= To be done =
Pick out every line with the word "Whoever" and copy it.

Records from a data collection:
— Start —
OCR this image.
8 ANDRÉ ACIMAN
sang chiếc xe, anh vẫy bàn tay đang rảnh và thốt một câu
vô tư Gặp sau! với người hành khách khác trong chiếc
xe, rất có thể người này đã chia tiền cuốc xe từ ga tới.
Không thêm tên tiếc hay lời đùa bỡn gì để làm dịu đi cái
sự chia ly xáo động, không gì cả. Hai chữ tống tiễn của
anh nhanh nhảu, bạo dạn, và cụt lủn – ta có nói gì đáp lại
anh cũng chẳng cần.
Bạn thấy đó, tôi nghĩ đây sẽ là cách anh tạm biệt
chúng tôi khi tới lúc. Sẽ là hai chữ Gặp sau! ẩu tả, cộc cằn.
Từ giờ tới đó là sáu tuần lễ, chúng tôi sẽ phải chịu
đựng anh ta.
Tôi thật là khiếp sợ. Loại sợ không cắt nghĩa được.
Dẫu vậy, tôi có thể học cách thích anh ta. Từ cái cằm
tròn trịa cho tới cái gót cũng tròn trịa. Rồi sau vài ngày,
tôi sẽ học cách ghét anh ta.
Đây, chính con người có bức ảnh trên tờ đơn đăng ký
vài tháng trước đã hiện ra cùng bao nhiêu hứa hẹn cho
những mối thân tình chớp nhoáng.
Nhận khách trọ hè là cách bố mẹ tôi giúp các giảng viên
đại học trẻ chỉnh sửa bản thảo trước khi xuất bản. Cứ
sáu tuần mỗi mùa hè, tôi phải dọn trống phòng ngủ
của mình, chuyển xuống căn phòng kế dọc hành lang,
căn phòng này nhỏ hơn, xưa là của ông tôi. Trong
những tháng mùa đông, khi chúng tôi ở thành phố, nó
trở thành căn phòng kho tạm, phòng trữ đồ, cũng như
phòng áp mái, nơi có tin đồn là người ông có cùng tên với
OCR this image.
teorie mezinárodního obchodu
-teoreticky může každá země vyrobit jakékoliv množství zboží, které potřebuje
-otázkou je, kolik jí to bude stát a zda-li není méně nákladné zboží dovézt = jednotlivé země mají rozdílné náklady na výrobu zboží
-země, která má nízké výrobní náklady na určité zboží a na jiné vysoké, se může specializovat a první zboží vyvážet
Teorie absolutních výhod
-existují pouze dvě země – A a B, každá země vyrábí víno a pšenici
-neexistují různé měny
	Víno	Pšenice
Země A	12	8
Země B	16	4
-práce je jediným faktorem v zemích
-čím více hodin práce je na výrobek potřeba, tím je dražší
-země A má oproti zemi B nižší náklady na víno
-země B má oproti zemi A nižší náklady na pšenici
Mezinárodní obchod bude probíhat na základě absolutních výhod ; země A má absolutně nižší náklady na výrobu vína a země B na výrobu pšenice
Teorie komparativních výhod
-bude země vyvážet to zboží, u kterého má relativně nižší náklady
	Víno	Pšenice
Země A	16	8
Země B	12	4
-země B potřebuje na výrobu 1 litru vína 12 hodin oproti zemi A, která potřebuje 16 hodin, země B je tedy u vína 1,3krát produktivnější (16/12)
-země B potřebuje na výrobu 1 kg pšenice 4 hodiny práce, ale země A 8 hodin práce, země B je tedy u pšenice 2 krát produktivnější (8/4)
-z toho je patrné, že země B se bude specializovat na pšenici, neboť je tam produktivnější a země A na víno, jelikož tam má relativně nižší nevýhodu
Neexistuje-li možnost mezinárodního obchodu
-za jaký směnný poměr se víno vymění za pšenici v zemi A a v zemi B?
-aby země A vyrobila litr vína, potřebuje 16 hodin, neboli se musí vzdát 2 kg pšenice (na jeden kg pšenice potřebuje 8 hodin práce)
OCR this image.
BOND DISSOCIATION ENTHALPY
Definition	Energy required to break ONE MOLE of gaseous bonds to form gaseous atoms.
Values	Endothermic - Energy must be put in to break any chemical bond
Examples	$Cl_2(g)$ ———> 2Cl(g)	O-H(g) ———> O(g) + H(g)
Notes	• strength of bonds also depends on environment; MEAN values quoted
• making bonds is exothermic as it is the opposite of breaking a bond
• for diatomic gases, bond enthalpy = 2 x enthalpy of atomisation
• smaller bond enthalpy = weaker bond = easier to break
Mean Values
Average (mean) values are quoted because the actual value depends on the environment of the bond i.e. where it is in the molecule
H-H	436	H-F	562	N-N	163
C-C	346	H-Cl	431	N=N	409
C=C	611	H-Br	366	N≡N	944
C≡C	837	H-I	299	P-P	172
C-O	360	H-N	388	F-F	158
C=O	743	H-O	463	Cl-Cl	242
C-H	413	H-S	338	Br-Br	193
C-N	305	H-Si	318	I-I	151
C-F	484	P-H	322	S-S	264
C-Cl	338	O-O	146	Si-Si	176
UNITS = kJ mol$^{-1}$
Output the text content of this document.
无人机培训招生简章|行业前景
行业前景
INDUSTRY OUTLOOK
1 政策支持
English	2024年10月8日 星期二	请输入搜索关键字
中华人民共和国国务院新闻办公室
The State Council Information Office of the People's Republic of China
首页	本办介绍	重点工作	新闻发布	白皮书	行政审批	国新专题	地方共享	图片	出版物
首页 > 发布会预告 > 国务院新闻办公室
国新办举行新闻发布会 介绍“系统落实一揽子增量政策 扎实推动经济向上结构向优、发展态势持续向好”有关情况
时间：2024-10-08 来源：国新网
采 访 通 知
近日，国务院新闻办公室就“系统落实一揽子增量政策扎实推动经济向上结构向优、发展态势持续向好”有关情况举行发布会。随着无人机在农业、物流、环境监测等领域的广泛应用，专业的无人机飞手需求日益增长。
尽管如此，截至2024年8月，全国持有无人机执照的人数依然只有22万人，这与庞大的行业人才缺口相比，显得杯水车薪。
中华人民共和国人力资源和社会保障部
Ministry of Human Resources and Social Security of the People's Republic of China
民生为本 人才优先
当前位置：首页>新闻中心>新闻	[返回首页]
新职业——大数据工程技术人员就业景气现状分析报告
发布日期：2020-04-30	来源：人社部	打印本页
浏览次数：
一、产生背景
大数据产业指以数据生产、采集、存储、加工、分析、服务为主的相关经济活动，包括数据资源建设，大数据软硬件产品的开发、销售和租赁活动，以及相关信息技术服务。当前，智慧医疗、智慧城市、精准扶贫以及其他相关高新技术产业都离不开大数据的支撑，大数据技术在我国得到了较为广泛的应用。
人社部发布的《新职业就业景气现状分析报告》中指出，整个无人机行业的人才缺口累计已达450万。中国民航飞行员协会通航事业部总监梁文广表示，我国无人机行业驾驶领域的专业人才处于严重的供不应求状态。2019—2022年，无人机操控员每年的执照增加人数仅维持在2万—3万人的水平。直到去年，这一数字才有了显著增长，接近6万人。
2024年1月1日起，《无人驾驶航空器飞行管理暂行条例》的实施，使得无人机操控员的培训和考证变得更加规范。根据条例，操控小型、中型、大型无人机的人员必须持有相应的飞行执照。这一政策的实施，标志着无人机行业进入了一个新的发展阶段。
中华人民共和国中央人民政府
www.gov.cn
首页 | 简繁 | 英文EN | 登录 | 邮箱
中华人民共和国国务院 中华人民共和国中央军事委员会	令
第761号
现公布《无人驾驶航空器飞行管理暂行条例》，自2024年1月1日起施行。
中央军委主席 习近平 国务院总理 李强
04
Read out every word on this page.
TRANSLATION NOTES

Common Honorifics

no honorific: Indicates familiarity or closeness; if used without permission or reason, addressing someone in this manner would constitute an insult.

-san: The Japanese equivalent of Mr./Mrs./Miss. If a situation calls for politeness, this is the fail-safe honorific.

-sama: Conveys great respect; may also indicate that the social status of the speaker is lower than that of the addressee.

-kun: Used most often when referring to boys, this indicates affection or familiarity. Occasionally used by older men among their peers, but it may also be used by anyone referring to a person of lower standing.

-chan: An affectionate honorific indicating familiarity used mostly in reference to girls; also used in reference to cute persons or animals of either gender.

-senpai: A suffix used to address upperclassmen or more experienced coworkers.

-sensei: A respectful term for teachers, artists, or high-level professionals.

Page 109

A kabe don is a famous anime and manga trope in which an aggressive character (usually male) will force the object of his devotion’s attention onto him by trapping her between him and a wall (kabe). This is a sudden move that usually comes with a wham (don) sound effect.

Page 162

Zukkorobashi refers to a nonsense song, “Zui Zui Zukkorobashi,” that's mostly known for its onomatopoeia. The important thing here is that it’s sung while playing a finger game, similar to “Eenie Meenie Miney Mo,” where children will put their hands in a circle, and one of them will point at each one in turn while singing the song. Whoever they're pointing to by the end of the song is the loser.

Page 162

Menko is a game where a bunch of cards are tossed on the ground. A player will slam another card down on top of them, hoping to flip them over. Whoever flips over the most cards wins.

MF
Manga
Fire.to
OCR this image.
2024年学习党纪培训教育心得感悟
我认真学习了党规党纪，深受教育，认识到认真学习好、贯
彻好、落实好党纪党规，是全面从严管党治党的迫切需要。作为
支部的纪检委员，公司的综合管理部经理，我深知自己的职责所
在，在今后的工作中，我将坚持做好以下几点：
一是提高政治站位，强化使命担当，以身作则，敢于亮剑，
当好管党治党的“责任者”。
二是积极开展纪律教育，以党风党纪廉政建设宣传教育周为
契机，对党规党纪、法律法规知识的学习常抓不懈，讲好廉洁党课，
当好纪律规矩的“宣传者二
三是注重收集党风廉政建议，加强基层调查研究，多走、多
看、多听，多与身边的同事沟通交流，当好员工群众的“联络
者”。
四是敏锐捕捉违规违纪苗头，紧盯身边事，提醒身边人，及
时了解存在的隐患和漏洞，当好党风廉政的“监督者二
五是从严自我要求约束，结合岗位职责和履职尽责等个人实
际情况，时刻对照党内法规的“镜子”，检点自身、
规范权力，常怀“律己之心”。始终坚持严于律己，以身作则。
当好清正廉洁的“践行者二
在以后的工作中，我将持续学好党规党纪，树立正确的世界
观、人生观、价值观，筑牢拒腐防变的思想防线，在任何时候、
— End —
= Answer to the problem =
Zukkorobashi refers to a nonsense song, “Zui Zui Zukkorobashi,” that's mostly known for its onomatopoeia. The important thing here is that it’s sung while playing a finger game, similar to “Eenie Meenie Miney Mo,” where children will put their hands in a circle, and one of them will point at each one in turn while singing the song. Whoever they're pointing to by the end of the song is the loser.
Menko is a game where a bunch of cards are tossed on the ground. A player will slam another card down on top of them, hoping to flip them over. Whoever flips over the most cards wins.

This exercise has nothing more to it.